>> START

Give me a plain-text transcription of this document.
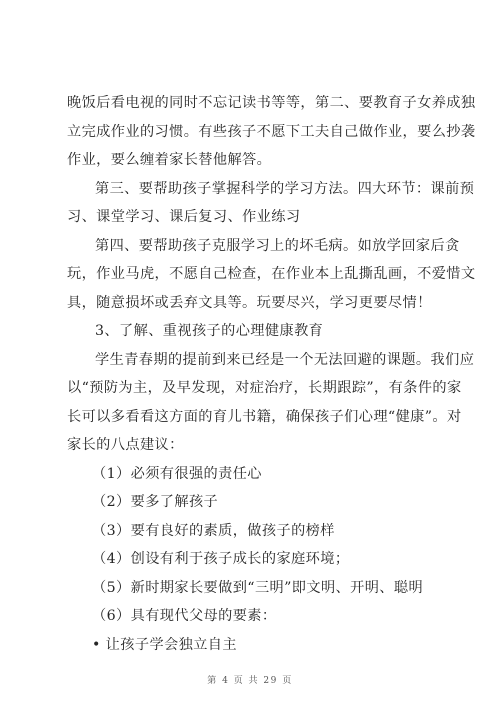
晚饭后看电视的同时不忘记读书等等，第二、要教育子女养成独
立完成作业的习惯。有些孩子不愿下工夫自己做作业，要么抄袭
作业，要么缠着家长替他解答。
第三、要帮助孩子掌握科学的学习方法。四大环节：课前预
习、课堂学习、课后复习、作业练习
第四、要帮助孩子克服学习上的坏毛病。如放学回家后贪
玩，作业马虎，不愿自己检查，在作业本上乱撕乱画，不爱惜文
具，随意损坏或丢弃文具等。玩要尽兴，学习更要尽情！
3、了解、重视孩子的心理健康教育
学生青春期的提前到来已经是一个无法回避的课题。我们应
以“预防为主，及早发现，对症治疗，长期跟踪”，有条件的家
长可以多看看这方面的育儿书籍，确保孩子们心理“健康”。对
家长的八点建议：
（1）必须有很强的责任心
（2）要多了解孩子
（3）要有良好的素质，做孩子的榜样
（4）创设有利于孩子成长的家庭环境；
（5）新时期家长要做到“三明”即文明、开明、聪明
（6）具有现代父母的要素：
• 让孩子学会独立自主
第 4 页 共 29 页
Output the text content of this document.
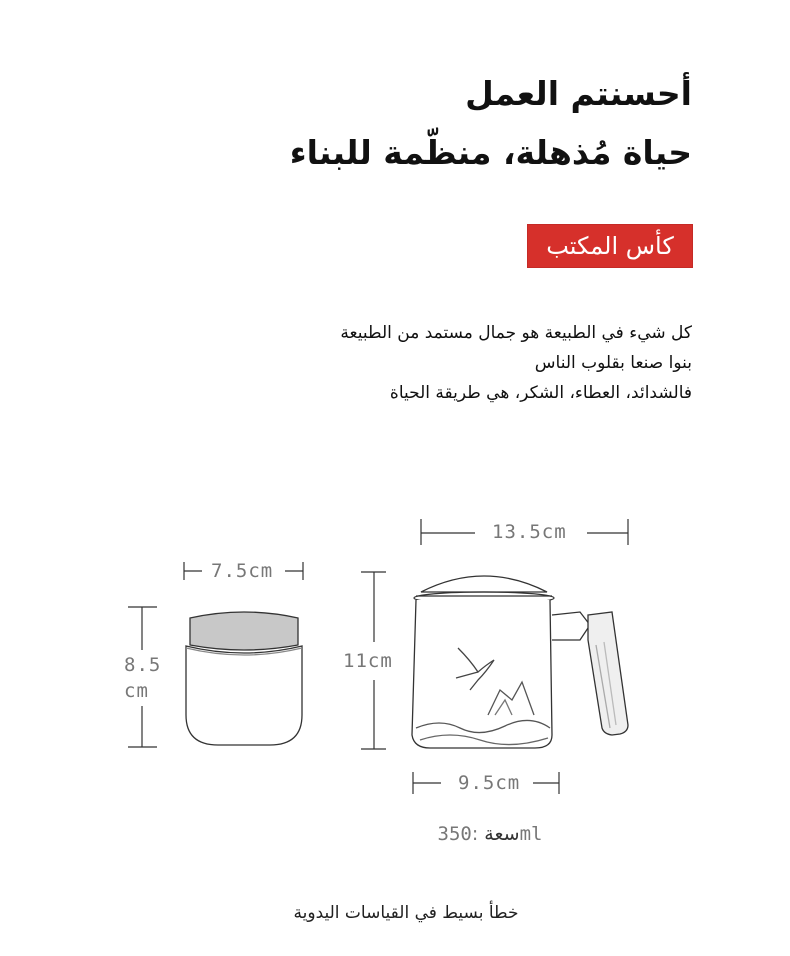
أحسنتم العمل
حياة مُذهلة، منظّمة للبناء
كأس المكتب
كل شيء في الطبيعة هو جمال مستمد من الطبيعة
بنوا صنعا بقلوب الناس
فالشدائد، العطاء، الشكر، هي طريقة الحياة
7.5cm
8.5
cm
11cm
13.5cm
9.5cm
سعة :350ml
خطأ بسيط في القياسات اليدوية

>> END

== TASK TO CARRY OUT ==
Print every record above exactly as written, leaving out the pictures.

== CORRECT ANSWER ==
Give me a plain-text transcription of this document.
晚饭后看电视的同时不忘记读书等等，第二、要教育子女养成独
立完成作业的习惯。有些孩子不愿下工夫自己做作业，要么抄袭
作业，要么缠着家长替他解答。
第三、要帮助孩子掌握科学的学习方法。四大环节：课前预
习、课堂学习、课后复习、作业练习
第四、要帮助孩子克服学习上的坏毛病。如放学回家后贪
玩，作业马虎，不愿自己检查，在作业本上乱撕乱画，不爱惜文
具，随意损坏或丢弃文具等。玩要尽兴，学习更要尽情！
3、了解、重视孩子的心理健康教育
学生青春期的提前到来已经是一个无法回避的课题。我们应
以“预防为主，及早发现，对症治疗，长期跟踪”，有条件的家
长可以多看看这方面的育儿书籍，确保孩子们心理“健康”。对
家长的八点建议：
（1）必须有很强的责任心
（2）要多了解孩子
（3）要有良好的素质，做孩子的榜样
（4）创设有利于孩子成长的家庭环境；
（5）新时期家长要做到“三明”即文明、开明、聪明
（6）具有现代父母的要素：
• 让孩子学会独立自主
第 4 页 共 29 页
Output the text content of this document.
أحسنتم العمل
حياة مُذهلة، منظّمة للبناء
كأس المكتب
كل شيء في الطبيعة هو جمال مستمد من الطبيعة
بنوا صنعا بقلوب الناس
فالشدائد، العطاء، الشكر، هي طريقة الحياة
7.5cm
8.5
cm
11cm
13.5cm
9.5cm
سعة :350ml
خطأ بسيط في القياسات اليدوية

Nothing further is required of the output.